* Task goal
Every line below should be duplicated exactly.

*** Given records ***

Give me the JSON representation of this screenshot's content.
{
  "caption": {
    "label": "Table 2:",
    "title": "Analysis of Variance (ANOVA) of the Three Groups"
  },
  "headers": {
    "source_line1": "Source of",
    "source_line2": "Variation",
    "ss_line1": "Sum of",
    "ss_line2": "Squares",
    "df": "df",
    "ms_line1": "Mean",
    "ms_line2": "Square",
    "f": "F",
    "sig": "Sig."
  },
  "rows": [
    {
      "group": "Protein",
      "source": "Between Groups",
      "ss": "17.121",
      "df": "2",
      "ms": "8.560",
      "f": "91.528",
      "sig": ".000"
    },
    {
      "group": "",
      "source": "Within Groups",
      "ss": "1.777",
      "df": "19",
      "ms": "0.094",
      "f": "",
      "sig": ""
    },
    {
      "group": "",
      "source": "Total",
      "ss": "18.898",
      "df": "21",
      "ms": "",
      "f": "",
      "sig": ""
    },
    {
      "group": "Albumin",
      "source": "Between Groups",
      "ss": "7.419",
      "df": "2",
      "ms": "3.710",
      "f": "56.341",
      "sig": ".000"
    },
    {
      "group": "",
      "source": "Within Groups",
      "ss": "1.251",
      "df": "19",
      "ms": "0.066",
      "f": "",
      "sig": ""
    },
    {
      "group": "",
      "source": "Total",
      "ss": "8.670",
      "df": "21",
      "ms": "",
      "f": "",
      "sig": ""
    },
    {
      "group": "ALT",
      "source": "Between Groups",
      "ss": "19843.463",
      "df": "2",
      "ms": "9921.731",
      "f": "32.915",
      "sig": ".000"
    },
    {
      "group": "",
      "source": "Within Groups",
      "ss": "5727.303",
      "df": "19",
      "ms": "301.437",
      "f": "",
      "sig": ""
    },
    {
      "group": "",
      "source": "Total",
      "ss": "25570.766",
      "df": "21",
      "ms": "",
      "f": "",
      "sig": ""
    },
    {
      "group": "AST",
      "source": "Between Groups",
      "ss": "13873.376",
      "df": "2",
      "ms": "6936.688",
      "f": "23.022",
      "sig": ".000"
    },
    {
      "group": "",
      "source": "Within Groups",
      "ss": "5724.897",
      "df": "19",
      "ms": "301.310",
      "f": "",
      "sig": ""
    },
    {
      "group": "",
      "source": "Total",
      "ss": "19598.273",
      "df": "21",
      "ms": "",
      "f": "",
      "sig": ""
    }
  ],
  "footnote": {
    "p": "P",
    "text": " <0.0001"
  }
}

*** End of Given records ***

* Response
Give me the JSON representation of this screenshot's content.
{
  "caption": {
    "label": "Table 2:",
    "title": "Analysis of Variance (ANOVA) of the Three Groups"
  },
  "headers": {
    "source_line1": "Source of",
    "source_line2": "Variation",
    "ss_line1": "Sum of",
    "ss_line2": "Squares",
    "df": "df",
    "ms_line1": "Mean",
    "ms_line2": "Square",
    "f": "F",
    "sig": "Sig."
  },
  "rows": [
    {
      "group": "Protein",
      "source": "Between Groups",
      "ss": "17.121",
      "df": "2",
      "ms": "8.560",
      "f": "91.528",
      "sig": ".000"
    },
    {
      "group": "",
      "source": "Within Groups",
      "ss": "1.777",
      "df": "19",
      "ms": "0.094",
      "f": "",
      "sig": ""
    },
    {
      "group": "",
      "source": "Total",
      "ss": "18.898",
      "df": "21",
      "ms": "",
      "f": "",
      "sig": ""
    },
    {
      "group": "Albumin",
      "source": "Between Groups",
      "ss": "7.419",
      "df": "2",
      "ms": "3.710",
      "f": "56.341",
      "sig": ".000"
    },
    {
      "group": "",
      "source": "Within Groups",
      "ss": "1.251",
      "df": "19",
      "ms": "0.066",
      "f": "",
      "sig": ""
    },
    {
      "group": "",
      "source": "Total",
      "ss": "8.670",
      "df": "21",
      "ms": "",
      "f": "",
      "sig": ""
    },
    {
      "group": "ALT",
      "source": "Between Groups",
      "ss": "19843.463",
      "df": "2",
      "ms": "9921.731",
      "f": "32.915",
      "sig": ".000"
    },
    {
      "group": "",
      "source": "Within Groups",
      "ss": "5727.303",
      "df": "19",
      "ms": "301.437",
      "f": "",
      "sig": ""
    },
    {
      "group": "",
      "source": "Total",
      "ss": "25570.766",
      "df": "21",
      "ms": "",
      "f": "",
      "sig": ""
    },
    {
      "group": "AST",
      "source": "Between Groups",
      "ss": "13873.376",
      "df": "2",
      "ms": "6936.688",
      "f": "23.022",
      "sig": ".000"
    },
    {
      "group": "",
      "source": "Within Groups",
      "ss": "5724.897",
      "df": "19",
      "ms": "301.310",
      "f": "",
      "sig": ""
    },
    {
      "group": "",
      "source": "Total",
      "ss": "19598.273",
      "df": "21",
      "ms": "",
      "f": "",
      "sig": ""
    }
  ],
  "footnote": {
    "p": "P",
    "text": " <0.0001"
  }
}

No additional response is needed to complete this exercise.